The input>
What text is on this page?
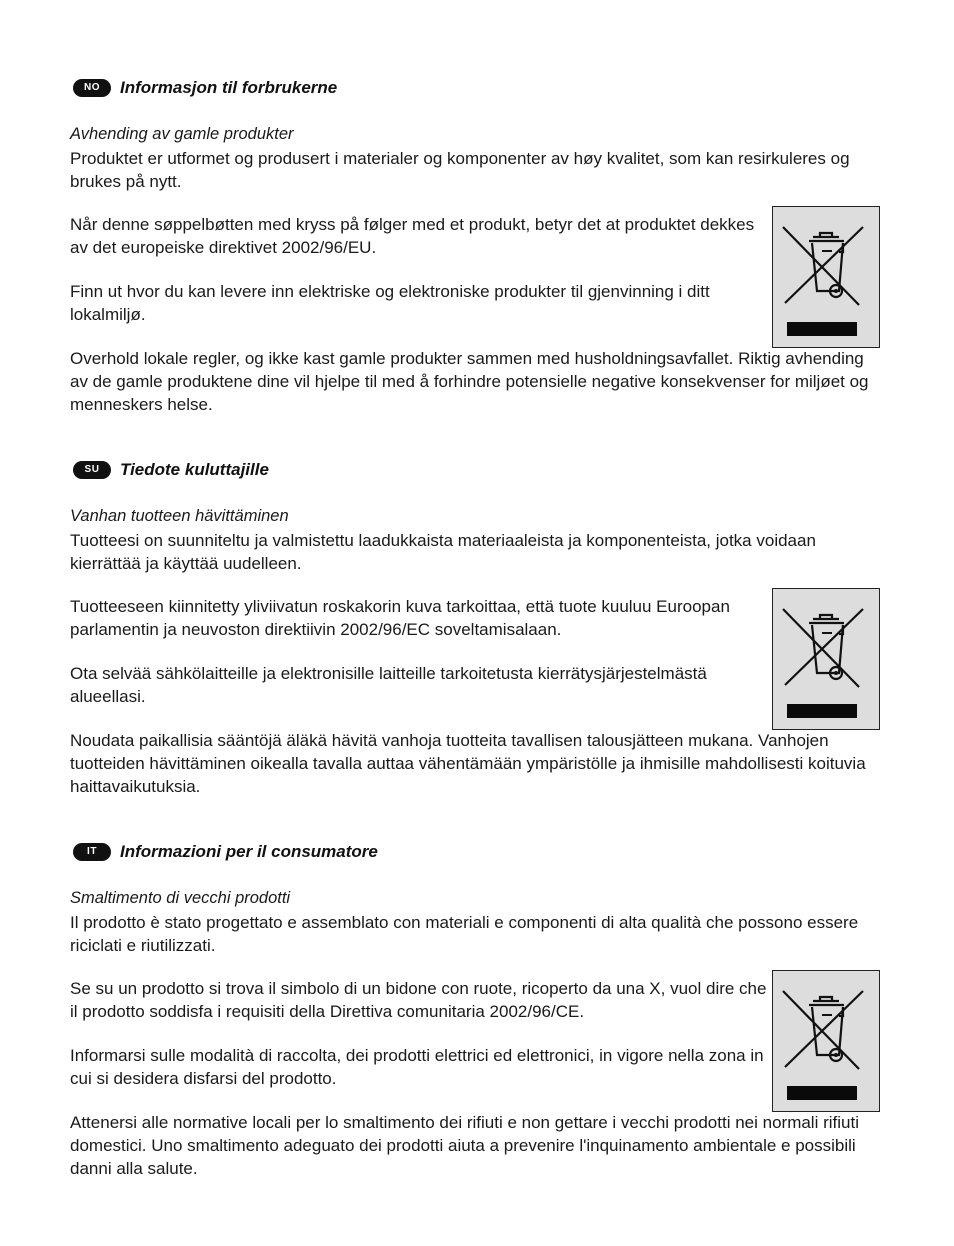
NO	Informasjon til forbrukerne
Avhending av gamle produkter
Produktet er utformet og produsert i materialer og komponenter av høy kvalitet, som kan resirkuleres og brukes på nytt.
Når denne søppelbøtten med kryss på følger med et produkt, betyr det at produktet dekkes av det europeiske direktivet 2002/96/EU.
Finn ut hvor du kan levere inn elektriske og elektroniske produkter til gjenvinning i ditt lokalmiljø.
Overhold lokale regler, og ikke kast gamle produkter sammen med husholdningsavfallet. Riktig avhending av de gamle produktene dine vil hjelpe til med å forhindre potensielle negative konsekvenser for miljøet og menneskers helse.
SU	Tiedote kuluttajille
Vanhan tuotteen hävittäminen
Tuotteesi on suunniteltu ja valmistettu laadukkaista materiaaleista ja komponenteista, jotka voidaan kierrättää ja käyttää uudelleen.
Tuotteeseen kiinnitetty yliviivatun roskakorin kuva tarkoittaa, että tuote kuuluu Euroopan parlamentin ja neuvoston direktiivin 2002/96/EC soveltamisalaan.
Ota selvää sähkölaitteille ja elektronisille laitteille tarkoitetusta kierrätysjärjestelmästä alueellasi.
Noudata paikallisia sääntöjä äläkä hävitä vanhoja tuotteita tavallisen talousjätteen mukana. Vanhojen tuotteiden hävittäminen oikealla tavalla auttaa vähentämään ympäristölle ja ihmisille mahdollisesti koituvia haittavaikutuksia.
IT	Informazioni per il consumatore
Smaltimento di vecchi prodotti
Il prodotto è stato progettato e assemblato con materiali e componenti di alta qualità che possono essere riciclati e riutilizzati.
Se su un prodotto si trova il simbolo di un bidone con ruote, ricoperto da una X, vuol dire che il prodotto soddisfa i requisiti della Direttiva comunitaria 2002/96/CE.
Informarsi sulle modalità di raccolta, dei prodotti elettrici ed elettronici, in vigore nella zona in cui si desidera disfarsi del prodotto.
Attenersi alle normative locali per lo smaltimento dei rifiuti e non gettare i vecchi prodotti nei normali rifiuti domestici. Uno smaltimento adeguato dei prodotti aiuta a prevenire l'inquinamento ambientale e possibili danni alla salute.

What the exercise asks>
Quote each line of the listing exactly, but leave the pictures out.

Response below>
What text is on this page?
NO	Informasjon til forbrukerne
Avhending av gamle produkter
Produktet er utformet og produsert i materialer og komponenter av høy kvalitet, som kan resirkuleres og brukes på nytt.
Når denne søppelbøtten med kryss på følger med et produkt, betyr det at produktet dekkes av det europeiske direktivet 2002/96/EU.
Finn ut hvor du kan levere inn elektriske og elektroniske produkter til gjenvinning i ditt lokalmiljø.
Overhold lokale regler, og ikke kast gamle produkter sammen med husholdningsavfallet. Riktig avhending av de gamle produktene dine vil hjelpe til med å forhindre potensielle negative konsekvenser for miljøet og menneskers helse.
SU	Tiedote kuluttajille
Vanhan tuotteen hävittäminen
Tuotteesi on suunniteltu ja valmistettu laadukkaista materiaaleista ja komponenteista, jotka voidaan kierrättää ja käyttää uudelleen.
Tuotteeseen kiinnitetty yliviivatun roskakorin kuva tarkoittaa, että tuote kuuluu Euroopan parlamentin ja neuvoston direktiivin 2002/96/EC soveltamisalaan.
Ota selvää sähkölaitteille ja elektronisille laitteille tarkoitetusta kierrätysjärjestelmästä alueellasi.
Noudata paikallisia sääntöjä äläkä hävitä vanhoja tuotteita tavallisen talousjätteen mukana. Vanhojen tuotteiden hävittäminen oikealla tavalla auttaa vähentämään ympäristölle ja ihmisille mahdollisesti koituvia haittavaikutuksia.
IT	Informazioni per il consumatore
Smaltimento di vecchi prodotti
Il prodotto è stato progettato e assemblato con materiali e componenti di alta qualità che possono essere riciclati e riutilizzati.
Se su un prodotto si trova il simbolo di un bidone con ruote, ricoperto da una X, vuol dire che il prodotto soddisfa i requisiti della Direttiva comunitaria 2002/96/CE.
Informarsi sulle modalità di raccolta, dei prodotti elettrici ed elettronici, in vigore nella zona in cui si desidera disfarsi del prodotto.
Attenersi alle normative locali per lo smaltimento dei rifiuti e non gettare i vecchi prodotti nei normali rifiuti domestici. Uno smaltimento adeguato dei prodotti aiuta a prevenire l'inquinamento ambientale e possibili danni alla salute.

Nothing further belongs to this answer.